[TASK INPUT start]
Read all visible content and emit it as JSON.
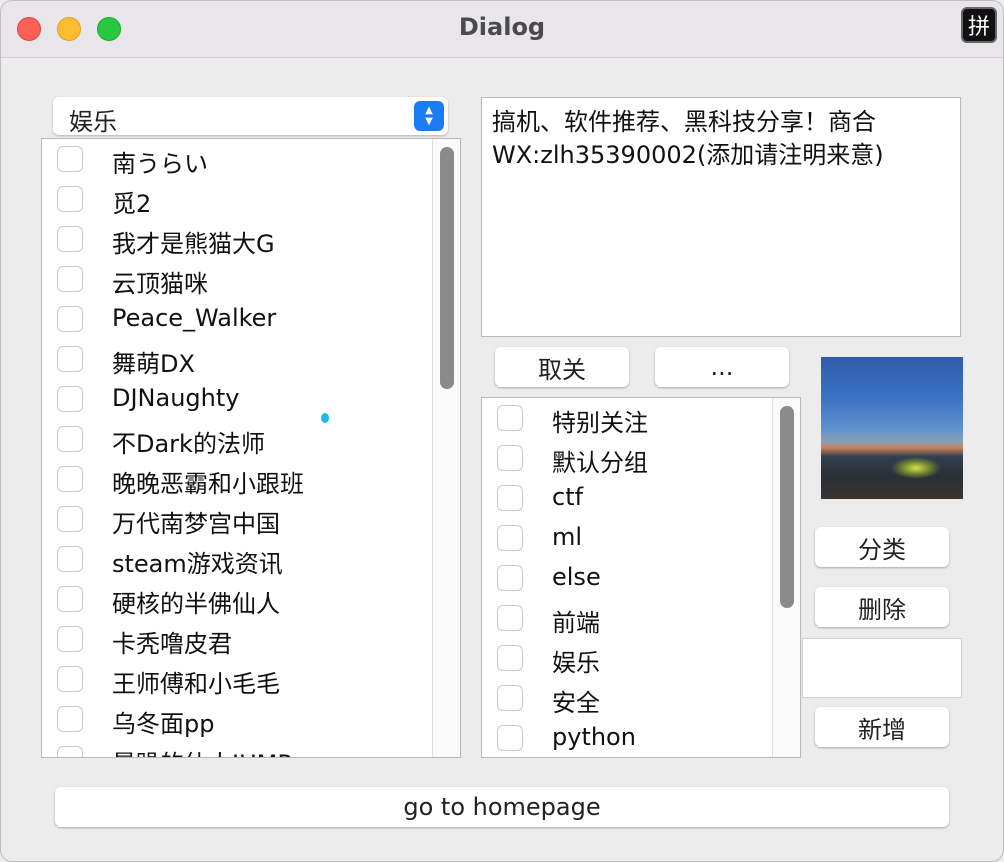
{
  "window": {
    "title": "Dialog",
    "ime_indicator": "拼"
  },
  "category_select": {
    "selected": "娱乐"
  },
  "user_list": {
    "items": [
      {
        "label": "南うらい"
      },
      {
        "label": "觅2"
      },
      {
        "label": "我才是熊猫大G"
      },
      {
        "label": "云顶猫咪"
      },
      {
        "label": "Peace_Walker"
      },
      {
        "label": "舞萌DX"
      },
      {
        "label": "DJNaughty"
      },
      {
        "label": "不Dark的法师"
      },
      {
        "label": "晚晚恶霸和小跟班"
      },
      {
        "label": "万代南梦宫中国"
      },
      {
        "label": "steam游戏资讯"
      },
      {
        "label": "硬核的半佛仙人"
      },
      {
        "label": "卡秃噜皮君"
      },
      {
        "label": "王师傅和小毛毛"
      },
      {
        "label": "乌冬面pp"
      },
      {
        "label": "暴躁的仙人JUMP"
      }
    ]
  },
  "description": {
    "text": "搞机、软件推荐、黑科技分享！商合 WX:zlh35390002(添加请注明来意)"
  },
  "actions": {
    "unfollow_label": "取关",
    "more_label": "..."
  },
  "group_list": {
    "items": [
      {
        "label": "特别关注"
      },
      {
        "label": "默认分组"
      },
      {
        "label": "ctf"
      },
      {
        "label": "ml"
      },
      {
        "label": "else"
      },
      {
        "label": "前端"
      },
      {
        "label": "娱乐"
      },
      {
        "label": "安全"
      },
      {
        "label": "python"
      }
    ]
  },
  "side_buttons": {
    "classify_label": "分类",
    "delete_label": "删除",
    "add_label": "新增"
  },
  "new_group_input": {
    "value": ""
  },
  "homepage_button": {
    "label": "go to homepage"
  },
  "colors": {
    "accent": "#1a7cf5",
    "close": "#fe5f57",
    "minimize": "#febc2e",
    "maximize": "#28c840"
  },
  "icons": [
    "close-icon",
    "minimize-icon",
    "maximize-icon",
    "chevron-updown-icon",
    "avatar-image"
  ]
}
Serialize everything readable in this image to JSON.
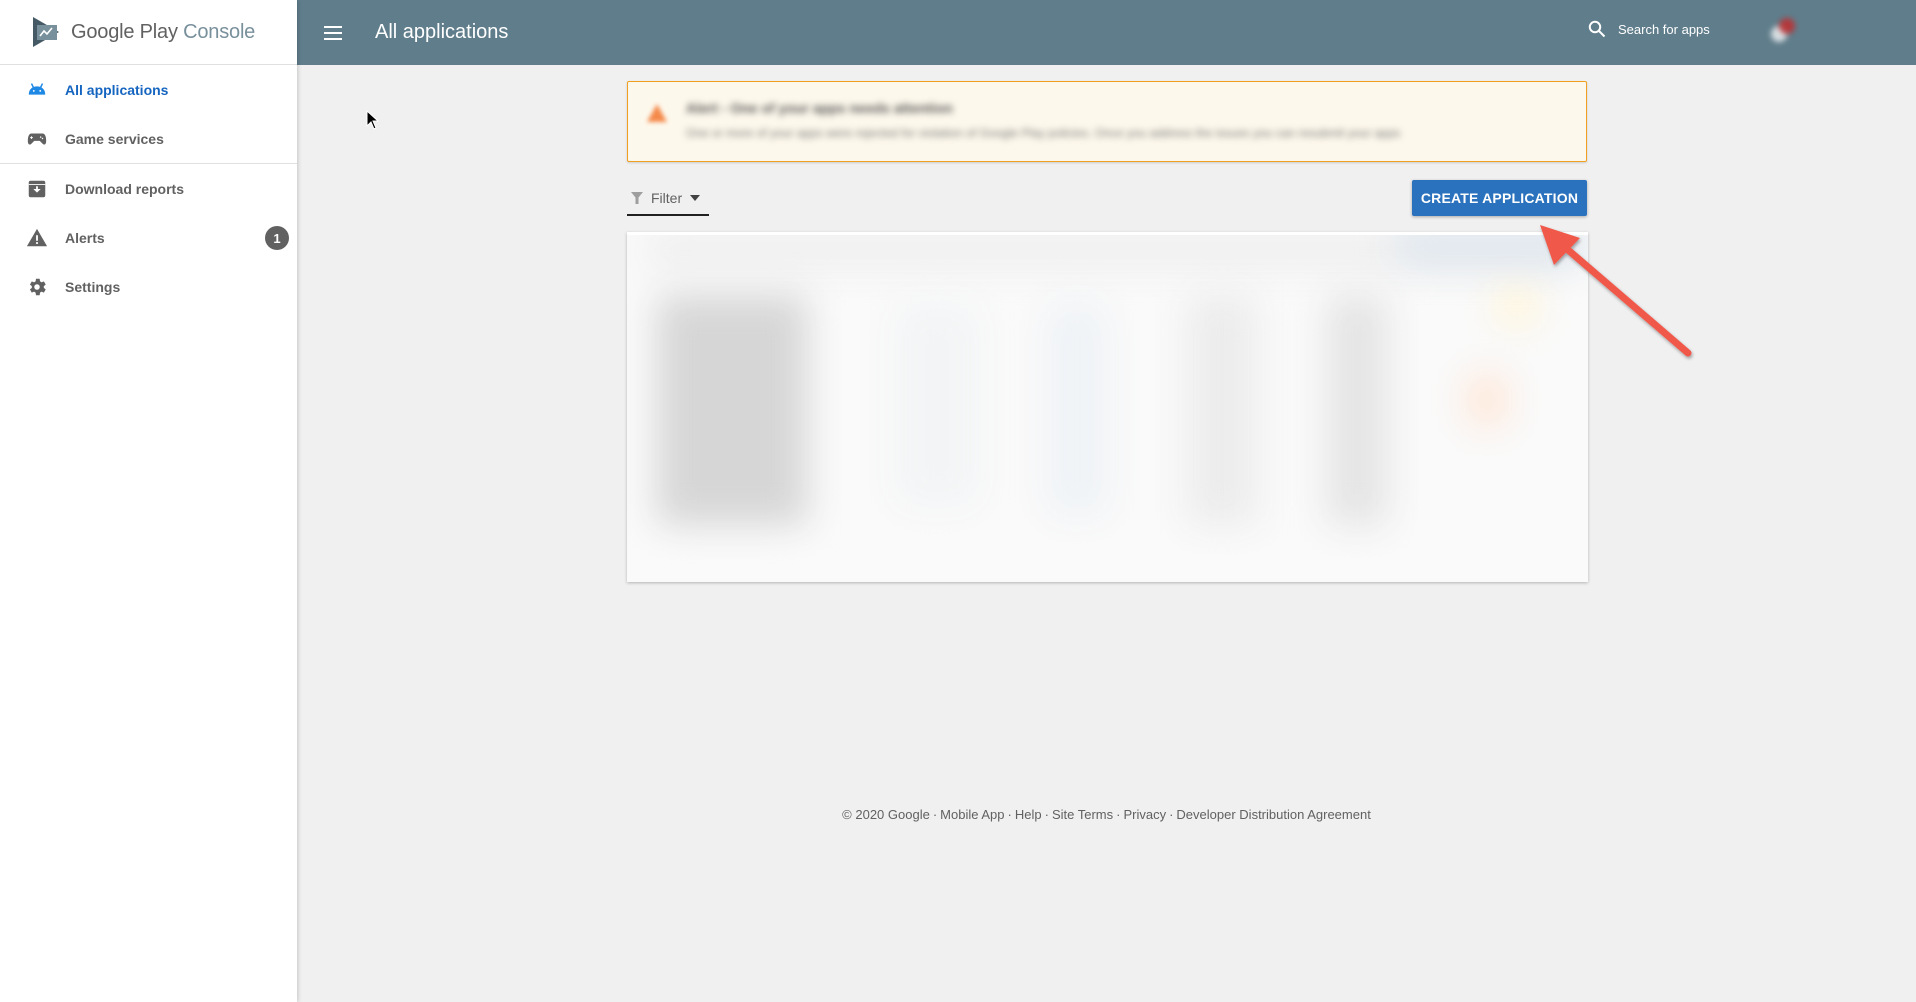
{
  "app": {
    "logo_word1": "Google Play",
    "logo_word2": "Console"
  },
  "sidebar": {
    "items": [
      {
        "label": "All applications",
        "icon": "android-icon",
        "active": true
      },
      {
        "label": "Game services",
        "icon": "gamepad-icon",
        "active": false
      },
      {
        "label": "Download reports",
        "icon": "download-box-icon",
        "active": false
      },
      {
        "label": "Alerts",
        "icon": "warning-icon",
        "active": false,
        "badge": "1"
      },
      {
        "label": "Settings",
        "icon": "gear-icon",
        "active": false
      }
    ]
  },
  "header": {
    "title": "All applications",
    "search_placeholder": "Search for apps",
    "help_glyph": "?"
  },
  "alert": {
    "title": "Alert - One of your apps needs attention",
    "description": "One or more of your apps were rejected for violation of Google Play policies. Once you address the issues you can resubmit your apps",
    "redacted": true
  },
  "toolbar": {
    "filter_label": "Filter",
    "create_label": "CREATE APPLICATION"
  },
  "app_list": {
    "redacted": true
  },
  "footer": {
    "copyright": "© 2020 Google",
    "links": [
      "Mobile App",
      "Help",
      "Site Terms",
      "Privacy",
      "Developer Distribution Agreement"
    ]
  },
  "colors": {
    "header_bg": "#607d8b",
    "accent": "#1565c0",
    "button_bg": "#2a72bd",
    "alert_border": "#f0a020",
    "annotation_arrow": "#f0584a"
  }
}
[TASK INPUT end]
[TASK INPUT start]
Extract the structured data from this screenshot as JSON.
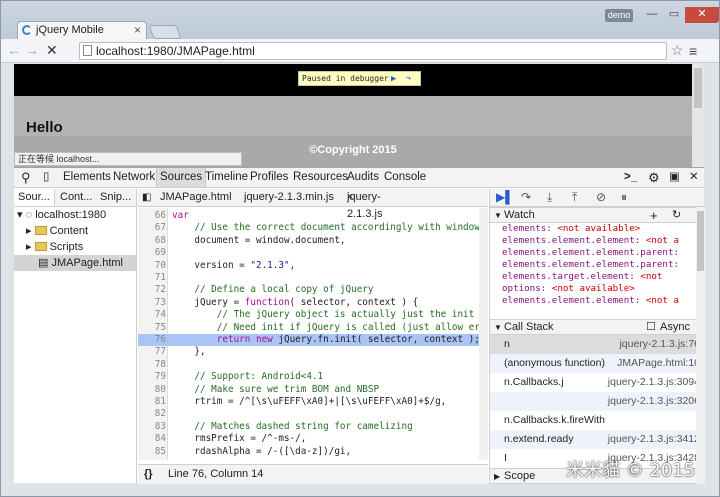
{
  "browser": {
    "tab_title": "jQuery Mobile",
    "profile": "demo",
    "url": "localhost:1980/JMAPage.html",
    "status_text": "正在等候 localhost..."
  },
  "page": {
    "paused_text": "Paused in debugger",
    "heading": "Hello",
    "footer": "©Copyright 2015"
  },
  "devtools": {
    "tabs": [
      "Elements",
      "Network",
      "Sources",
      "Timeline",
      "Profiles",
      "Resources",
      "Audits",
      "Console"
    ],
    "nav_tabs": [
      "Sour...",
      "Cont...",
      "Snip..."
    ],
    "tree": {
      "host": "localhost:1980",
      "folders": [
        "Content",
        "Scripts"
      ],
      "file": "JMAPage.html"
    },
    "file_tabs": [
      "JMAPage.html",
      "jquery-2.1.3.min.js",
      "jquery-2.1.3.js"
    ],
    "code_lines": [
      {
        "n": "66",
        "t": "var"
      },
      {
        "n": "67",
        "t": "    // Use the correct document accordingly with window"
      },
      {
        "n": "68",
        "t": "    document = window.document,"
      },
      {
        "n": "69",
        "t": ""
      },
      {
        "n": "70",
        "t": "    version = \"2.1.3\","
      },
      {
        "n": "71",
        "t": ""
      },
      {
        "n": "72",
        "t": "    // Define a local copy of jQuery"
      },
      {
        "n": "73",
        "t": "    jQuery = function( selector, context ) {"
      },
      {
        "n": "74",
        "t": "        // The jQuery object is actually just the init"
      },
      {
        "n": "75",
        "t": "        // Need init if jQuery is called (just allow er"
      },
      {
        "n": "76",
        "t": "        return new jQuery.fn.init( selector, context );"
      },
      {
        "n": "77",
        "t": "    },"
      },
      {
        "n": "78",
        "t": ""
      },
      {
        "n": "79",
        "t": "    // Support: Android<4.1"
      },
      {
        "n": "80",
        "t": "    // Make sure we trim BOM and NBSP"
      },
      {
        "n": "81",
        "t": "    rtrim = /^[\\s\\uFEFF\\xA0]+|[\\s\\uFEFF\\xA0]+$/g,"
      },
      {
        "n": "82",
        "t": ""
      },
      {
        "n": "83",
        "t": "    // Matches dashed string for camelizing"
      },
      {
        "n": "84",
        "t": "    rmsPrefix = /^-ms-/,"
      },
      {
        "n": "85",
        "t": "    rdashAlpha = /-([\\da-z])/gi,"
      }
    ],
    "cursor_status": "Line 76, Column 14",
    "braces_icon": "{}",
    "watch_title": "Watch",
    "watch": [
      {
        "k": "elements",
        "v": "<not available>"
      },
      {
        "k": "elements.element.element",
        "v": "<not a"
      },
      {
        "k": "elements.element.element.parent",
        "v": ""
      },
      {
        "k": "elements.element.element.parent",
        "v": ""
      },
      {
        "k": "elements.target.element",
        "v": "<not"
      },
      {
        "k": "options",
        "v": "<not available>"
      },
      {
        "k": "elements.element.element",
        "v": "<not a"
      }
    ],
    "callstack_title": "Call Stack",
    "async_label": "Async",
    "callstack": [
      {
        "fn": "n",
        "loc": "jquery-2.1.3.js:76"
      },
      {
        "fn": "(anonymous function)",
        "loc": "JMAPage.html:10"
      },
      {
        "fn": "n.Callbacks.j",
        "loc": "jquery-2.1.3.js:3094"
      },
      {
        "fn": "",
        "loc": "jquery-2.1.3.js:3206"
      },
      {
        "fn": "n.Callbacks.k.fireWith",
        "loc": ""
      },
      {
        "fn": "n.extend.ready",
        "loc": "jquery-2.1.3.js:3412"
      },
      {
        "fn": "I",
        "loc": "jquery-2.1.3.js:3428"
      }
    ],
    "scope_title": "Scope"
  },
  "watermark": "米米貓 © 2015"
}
[TASK INPUT end]
[TASK INPUT start]
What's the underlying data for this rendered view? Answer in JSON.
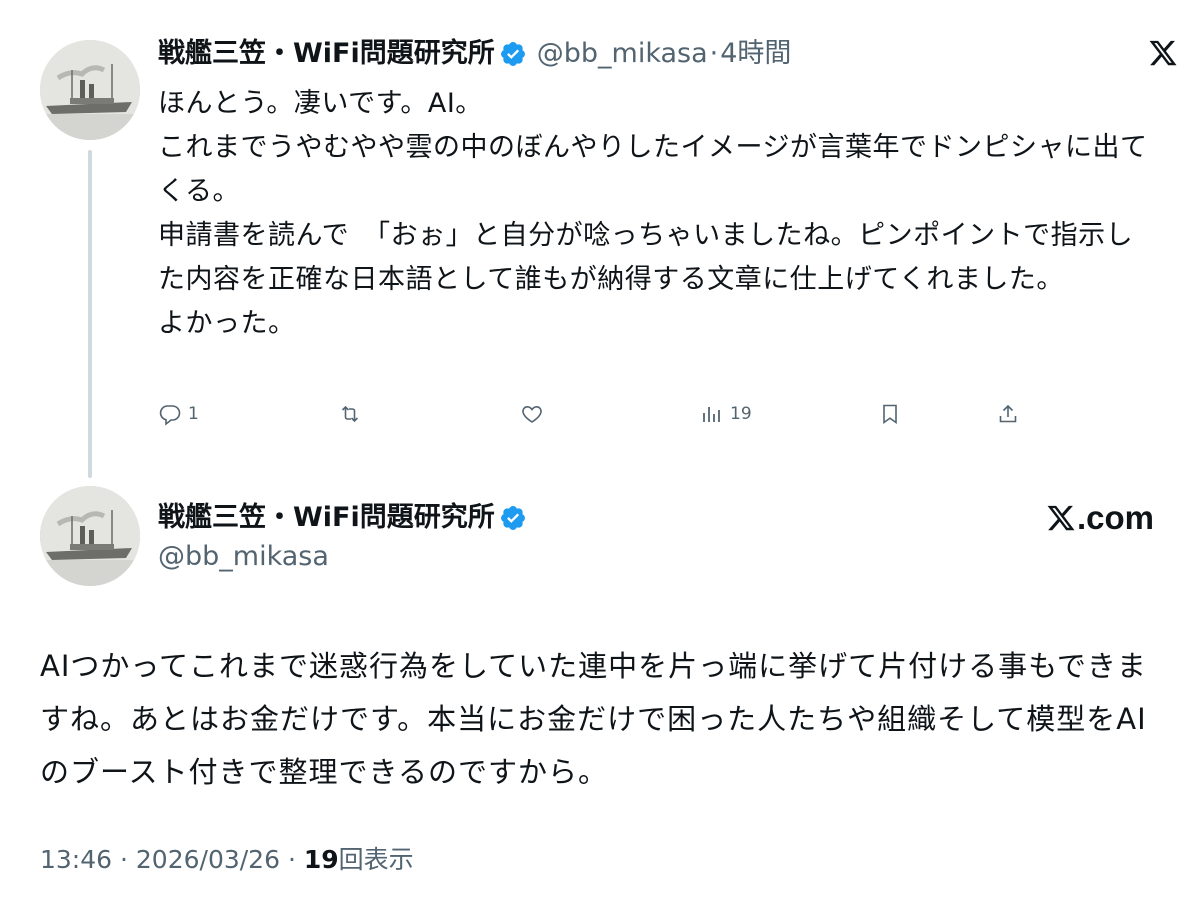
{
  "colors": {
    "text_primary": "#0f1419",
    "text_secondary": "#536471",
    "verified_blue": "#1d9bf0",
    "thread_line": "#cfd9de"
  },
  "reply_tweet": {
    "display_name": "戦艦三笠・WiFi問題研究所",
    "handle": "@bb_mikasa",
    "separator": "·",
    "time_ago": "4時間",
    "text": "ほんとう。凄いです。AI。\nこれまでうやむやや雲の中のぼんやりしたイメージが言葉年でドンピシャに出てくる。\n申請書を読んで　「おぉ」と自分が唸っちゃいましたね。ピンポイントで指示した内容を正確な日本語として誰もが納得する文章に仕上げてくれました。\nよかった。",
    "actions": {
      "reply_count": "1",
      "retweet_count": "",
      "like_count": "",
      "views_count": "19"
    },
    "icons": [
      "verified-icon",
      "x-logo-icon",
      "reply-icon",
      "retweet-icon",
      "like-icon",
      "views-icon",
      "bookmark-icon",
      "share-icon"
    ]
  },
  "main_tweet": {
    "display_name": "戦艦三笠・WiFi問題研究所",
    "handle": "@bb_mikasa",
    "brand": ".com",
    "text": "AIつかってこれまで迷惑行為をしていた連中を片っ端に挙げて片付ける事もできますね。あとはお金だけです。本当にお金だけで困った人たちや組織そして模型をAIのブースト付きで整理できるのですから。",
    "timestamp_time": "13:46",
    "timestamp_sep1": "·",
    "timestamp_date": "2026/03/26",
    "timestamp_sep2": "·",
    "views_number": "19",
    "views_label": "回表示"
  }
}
[TASK INPUT end]
PROBLEM DETAILS
Provide the number of lines in these entries that hold the word "this", without any accompanying text.

RESPONSE TO THE EXERCISE
3